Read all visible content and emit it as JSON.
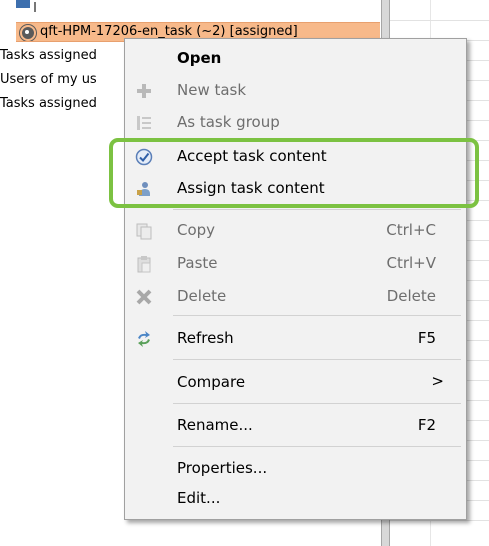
{
  "tree": {
    "selected_item": "qft-HPM-17206-en_task (~2) [assigned]",
    "rows": [
      "Tasks assigned",
      "Users of my us",
      "Tasks assigned"
    ]
  },
  "context_menu": {
    "items": [
      {
        "label": "Open",
        "shortcut": "",
        "enabled": true,
        "bold": true,
        "icon": ""
      },
      {
        "label": "New task",
        "shortcut": "",
        "enabled": false,
        "icon": "plus-icon"
      },
      {
        "label": "As task group",
        "shortcut": "",
        "enabled": false,
        "icon": "task-group-icon"
      },
      {
        "label": "Accept task content",
        "shortcut": "",
        "enabled": true,
        "icon": "accept-check-icon"
      },
      {
        "label": "Assign task content",
        "shortcut": "",
        "enabled": true,
        "icon": "assign-user-icon"
      },
      {
        "label": "Copy",
        "shortcut": "Ctrl+C",
        "enabled": false,
        "icon": "copy-icon"
      },
      {
        "label": "Paste",
        "shortcut": "Ctrl+V",
        "enabled": false,
        "icon": "paste-icon"
      },
      {
        "label": "Delete",
        "shortcut": "Delete",
        "enabled": false,
        "icon": "delete-x-icon"
      },
      {
        "label": "Refresh",
        "shortcut": "F5",
        "enabled": true,
        "icon": "refresh-icon"
      },
      {
        "label": "Compare",
        "shortcut": "",
        "enabled": true,
        "submenu": true,
        "icon": ""
      },
      {
        "label": "Rename...",
        "shortcut": "F2",
        "enabled": true,
        "icon": ""
      },
      {
        "label": "Properties...",
        "shortcut": "",
        "enabled": true,
        "icon": ""
      },
      {
        "label": "Edit...",
        "shortcut": "",
        "enabled": true,
        "icon": ""
      }
    ],
    "submenu_arrow": ">"
  },
  "highlight": {
    "color": "#7cc242"
  },
  "colors": {
    "selection": "#f7b98a",
    "menu_bg": "#f2f2f2",
    "disabled_text": "#6e6e6e"
  }
}
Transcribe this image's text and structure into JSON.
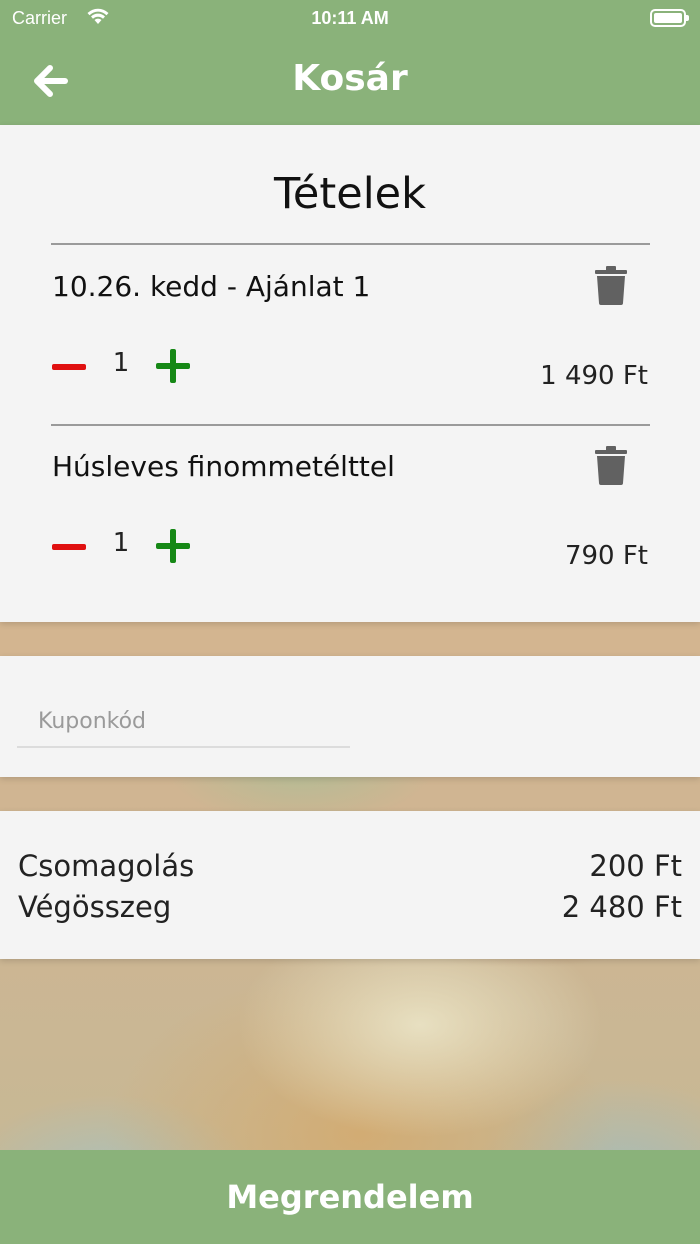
{
  "status_bar": {
    "carrier": "Carrier",
    "time": "10:11 AM"
  },
  "navbar": {
    "title": "Kosár",
    "back_icon": "arrow-left-icon"
  },
  "items_section": {
    "title": "Tételek",
    "items": [
      {
        "name": "10.26. kedd - Ajánlat 1",
        "quantity": "1",
        "price": "1 490 Ft"
      },
      {
        "name": "Húsleves finommetélttel",
        "quantity": "1",
        "price": "790 Ft"
      }
    ]
  },
  "coupon": {
    "placeholder": "Kuponkód",
    "value": ""
  },
  "totals": {
    "packaging_label": "Csomagolás",
    "packaging_value": "200 Ft",
    "total_label": "Végösszeg",
    "total_value": "2 480 Ft"
  },
  "order_button": {
    "label": "Megrendelem"
  },
  "colors": {
    "accent": "#8ab27a",
    "minus": "#e01010",
    "plus": "#168816",
    "card": "#f4f4f4"
  }
}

— Requirements —
Write out the material above again, word for word, minus its pictures.

— Exercise response —
Read all visible content and emit it as JSON.
{
  "tree": {
    "selected_item": "qft-HPM-17206-en_task (~2) [assigned]",
    "rows": [
      "Tasks assigned",
      "Users of my us",
      "Tasks assigned"
    ]
  },
  "context_menu": {
    "items": [
      {
        "label": "Open",
        "shortcut": "",
        "enabled": true,
        "bold": true,
        "icon": ""
      },
      {
        "label": "New task",
        "shortcut": "",
        "enabled": false,
        "icon": "plus-icon"
      },
      {
        "label": "As task group",
        "shortcut": "",
        "enabled": false,
        "icon": "task-group-icon"
      },
      {
        "label": "Accept task content",
        "shortcut": "",
        "enabled": true,
        "icon": "accept-check-icon"
      },
      {
        "label": "Assign task content",
        "shortcut": "",
        "enabled": true,
        "icon": "assign-user-icon"
      },
      {
        "label": "Copy",
        "shortcut": "Ctrl+C",
        "enabled": false,
        "icon": "copy-icon"
      },
      {
        "label": "Paste",
        "shortcut": "Ctrl+V",
        "enabled": false,
        "icon": "paste-icon"
      },
      {
        "label": "Delete",
        "shortcut": "Delete",
        "enabled": false,
        "icon": "delete-x-icon"
      },
      {
        "label": "Refresh",
        "shortcut": "F5",
        "enabled": true,
        "icon": "refresh-icon"
      },
      {
        "label": "Compare",
        "shortcut": "",
        "enabled": true,
        "submenu": true,
        "icon": ""
      },
      {
        "label": "Rename...",
        "shortcut": "F2",
        "enabled": true,
        "icon": ""
      },
      {
        "label": "Properties...",
        "shortcut": "",
        "enabled": true,
        "icon": ""
      },
      {
        "label": "Edit...",
        "shortcut": "",
        "enabled": true,
        "icon": ""
      }
    ],
    "submenu_arrow": ">"
  },
  "highlight": {
    "color": "#7cc242"
  },
  "colors": {
    "selection": "#f7b98a",
    "menu_bg": "#f2f2f2",
    "disabled_text": "#6e6e6e"
  }
}
Transcribe this image's text and structure into JSON.
{
  "status_bar": {
    "carrier": "Carrier",
    "time": "10:11 AM"
  },
  "navbar": {
    "title": "Kosár",
    "back_icon": "arrow-left-icon"
  },
  "items_section": {
    "title": "Tételek",
    "items": [
      {
        "name": "10.26. kedd - Ajánlat 1",
        "quantity": "1",
        "price": "1 490 Ft"
      },
      {
        "name": "Húsleves finommetélttel",
        "quantity": "1",
        "price": "790 Ft"
      }
    ]
  },
  "coupon": {
    "placeholder": "Kuponkód",
    "value": ""
  },
  "totals": {
    "packaging_label": "Csomagolás",
    "packaging_value": "200 Ft",
    "total_label": "Végösszeg",
    "total_value": "2 480 Ft"
  },
  "order_button": {
    "label": "Megrendelem"
  },
  "colors": {
    "accent": "#8ab27a",
    "minus": "#e01010",
    "plus": "#168816",
    "card": "#f4f4f4"
  }
}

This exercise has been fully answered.